**Task:** Set the listing down again in full, word for word, with the pictures left out.

**A run of records:**
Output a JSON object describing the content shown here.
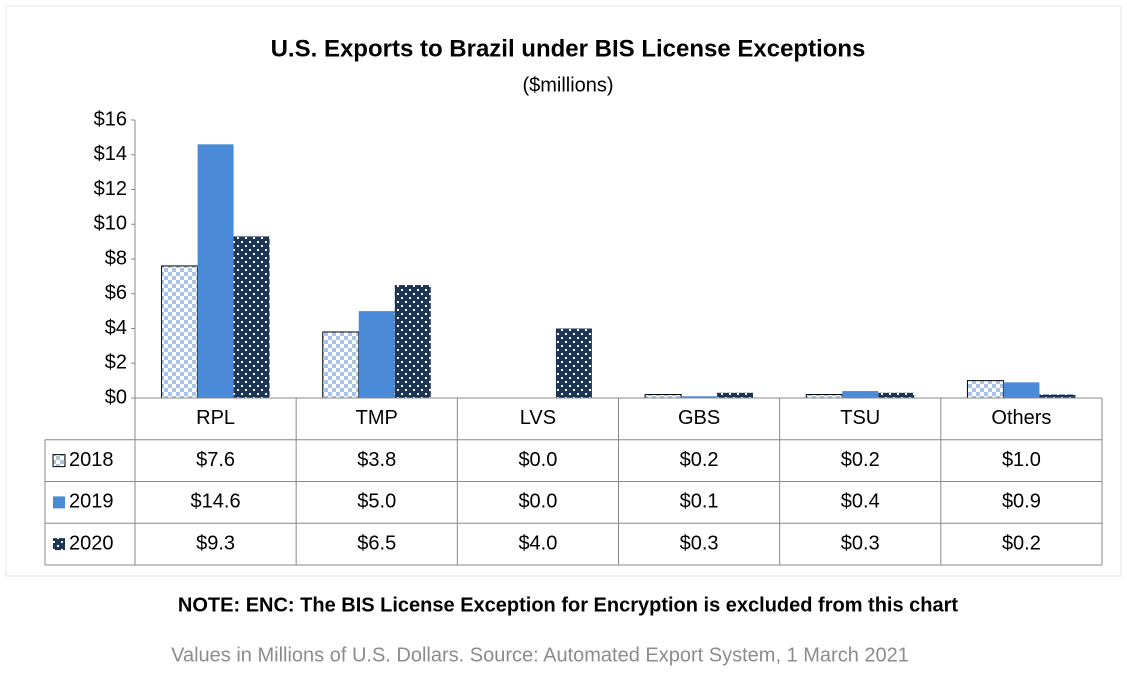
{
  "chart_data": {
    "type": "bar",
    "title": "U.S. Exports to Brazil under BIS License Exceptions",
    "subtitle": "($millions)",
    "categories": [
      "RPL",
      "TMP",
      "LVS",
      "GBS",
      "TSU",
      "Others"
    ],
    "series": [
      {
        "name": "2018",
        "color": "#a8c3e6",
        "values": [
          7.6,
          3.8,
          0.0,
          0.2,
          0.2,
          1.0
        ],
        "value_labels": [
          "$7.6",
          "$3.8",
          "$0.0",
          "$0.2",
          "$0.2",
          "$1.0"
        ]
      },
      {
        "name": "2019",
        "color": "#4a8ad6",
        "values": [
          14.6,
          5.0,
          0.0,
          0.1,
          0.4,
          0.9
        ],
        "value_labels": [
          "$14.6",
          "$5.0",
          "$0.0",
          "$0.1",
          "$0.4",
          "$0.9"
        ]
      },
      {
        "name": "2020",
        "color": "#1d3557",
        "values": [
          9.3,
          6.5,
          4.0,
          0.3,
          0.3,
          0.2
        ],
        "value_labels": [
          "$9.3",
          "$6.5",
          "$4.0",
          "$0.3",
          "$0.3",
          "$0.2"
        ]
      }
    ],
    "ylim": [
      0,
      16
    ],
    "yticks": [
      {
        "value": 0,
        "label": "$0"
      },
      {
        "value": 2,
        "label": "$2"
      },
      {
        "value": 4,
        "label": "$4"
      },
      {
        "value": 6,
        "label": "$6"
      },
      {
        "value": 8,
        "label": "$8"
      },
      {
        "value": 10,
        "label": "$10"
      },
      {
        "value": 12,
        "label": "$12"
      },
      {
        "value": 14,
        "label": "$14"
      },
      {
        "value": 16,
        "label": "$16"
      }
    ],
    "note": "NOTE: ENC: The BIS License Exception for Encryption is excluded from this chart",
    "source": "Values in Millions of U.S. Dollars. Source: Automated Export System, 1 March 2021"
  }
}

**Full solution:**
Output a JSON object describing the content shown here.
{
  "chart_data": {
    "type": "bar",
    "title": "U.S. Exports to Brazil under BIS License Exceptions",
    "subtitle": "($millions)",
    "categories": [
      "RPL",
      "TMP",
      "LVS",
      "GBS",
      "TSU",
      "Others"
    ],
    "series": [
      {
        "name": "2018",
        "color": "#a8c3e6",
        "values": [
          7.6,
          3.8,
          0.0,
          0.2,
          0.2,
          1.0
        ],
        "value_labels": [
          "$7.6",
          "$3.8",
          "$0.0",
          "$0.2",
          "$0.2",
          "$1.0"
        ]
      },
      {
        "name": "2019",
        "color": "#4a8ad6",
        "values": [
          14.6,
          5.0,
          0.0,
          0.1,
          0.4,
          0.9
        ],
        "value_labels": [
          "$14.6",
          "$5.0",
          "$0.0",
          "$0.1",
          "$0.4",
          "$0.9"
        ]
      },
      {
        "name": "2020",
        "color": "#1d3557",
        "values": [
          9.3,
          6.5,
          4.0,
          0.3,
          0.3,
          0.2
        ],
        "value_labels": [
          "$9.3",
          "$6.5",
          "$4.0",
          "$0.3",
          "$0.3",
          "$0.2"
        ]
      }
    ],
    "ylim": [
      0,
      16
    ],
    "yticks": [
      {
        "value": 0,
        "label": "$0"
      },
      {
        "value": 2,
        "label": "$2"
      },
      {
        "value": 4,
        "label": "$4"
      },
      {
        "value": 6,
        "label": "$6"
      },
      {
        "value": 8,
        "label": "$8"
      },
      {
        "value": 10,
        "label": "$10"
      },
      {
        "value": 12,
        "label": "$12"
      },
      {
        "value": 14,
        "label": "$14"
      },
      {
        "value": 16,
        "label": "$16"
      }
    ],
    "note": "NOTE: ENC: The BIS License Exception for Encryption is excluded from this chart",
    "source": "Values in Millions of U.S. Dollars. Source: Automated Export System, 1 March 2021"
  }
}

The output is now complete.